• [YOUR INSTRUCTIONS] Look through the data below and return each line where "Gold" appears.

• [RECORDS TO USE]
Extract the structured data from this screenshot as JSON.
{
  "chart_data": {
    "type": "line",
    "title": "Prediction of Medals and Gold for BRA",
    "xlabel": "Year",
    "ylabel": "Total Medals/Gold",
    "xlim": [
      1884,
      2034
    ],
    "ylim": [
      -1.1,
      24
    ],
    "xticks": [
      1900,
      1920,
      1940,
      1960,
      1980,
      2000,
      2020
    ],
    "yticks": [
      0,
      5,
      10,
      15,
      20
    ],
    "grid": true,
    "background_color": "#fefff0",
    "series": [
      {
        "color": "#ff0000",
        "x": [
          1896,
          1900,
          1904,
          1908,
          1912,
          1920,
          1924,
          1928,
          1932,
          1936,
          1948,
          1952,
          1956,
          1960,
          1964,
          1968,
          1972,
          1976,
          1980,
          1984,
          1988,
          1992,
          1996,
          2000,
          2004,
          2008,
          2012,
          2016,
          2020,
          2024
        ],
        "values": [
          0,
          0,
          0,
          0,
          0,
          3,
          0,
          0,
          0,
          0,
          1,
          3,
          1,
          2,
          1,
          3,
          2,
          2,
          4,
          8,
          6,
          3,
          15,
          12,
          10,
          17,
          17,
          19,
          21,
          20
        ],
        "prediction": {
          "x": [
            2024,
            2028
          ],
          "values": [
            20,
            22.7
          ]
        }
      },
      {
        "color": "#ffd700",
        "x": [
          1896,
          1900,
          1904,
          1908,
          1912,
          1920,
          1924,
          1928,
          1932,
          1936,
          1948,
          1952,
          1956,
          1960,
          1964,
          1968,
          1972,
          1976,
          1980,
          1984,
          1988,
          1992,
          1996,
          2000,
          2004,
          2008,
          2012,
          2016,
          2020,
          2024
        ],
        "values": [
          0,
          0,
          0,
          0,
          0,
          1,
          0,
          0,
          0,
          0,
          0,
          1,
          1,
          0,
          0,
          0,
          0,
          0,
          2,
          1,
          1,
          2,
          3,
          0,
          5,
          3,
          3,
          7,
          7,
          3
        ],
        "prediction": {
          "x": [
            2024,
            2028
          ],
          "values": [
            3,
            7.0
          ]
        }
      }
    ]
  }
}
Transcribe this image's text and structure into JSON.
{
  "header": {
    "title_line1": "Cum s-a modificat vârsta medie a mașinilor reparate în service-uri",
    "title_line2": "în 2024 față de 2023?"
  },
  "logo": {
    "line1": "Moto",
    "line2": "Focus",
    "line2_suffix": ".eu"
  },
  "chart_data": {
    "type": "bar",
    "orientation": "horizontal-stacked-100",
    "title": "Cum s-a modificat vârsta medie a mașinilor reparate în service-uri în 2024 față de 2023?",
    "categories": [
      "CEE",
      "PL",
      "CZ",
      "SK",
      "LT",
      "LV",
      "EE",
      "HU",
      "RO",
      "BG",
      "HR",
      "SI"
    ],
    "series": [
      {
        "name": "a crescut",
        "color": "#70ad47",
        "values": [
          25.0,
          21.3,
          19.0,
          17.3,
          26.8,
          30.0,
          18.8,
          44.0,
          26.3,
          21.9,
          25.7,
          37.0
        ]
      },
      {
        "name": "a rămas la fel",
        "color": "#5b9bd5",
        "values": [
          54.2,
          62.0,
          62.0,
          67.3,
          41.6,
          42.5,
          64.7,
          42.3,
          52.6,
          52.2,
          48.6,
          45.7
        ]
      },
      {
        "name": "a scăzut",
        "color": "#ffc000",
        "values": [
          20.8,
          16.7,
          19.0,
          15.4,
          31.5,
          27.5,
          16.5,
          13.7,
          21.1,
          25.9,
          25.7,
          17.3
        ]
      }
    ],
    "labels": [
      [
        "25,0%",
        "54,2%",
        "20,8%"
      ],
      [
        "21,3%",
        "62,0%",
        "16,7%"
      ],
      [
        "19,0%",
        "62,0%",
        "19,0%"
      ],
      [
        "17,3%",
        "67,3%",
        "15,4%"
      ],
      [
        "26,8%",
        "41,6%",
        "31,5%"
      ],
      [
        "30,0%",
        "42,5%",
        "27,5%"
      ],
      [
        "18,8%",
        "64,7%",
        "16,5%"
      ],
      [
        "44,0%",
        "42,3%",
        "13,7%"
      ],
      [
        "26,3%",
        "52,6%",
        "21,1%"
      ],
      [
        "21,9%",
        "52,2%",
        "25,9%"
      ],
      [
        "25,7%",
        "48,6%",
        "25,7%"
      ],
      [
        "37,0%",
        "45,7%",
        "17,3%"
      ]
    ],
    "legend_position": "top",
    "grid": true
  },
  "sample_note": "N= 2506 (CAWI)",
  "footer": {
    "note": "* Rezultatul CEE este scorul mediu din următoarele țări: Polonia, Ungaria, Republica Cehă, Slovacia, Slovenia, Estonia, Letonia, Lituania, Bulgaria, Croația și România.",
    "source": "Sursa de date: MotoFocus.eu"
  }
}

• [SOLUTION FOR THIS EXERCISE]
    "title": "Prediction of Medals and Gold for BRA",
    "ylabel": "Total Medals/Gold",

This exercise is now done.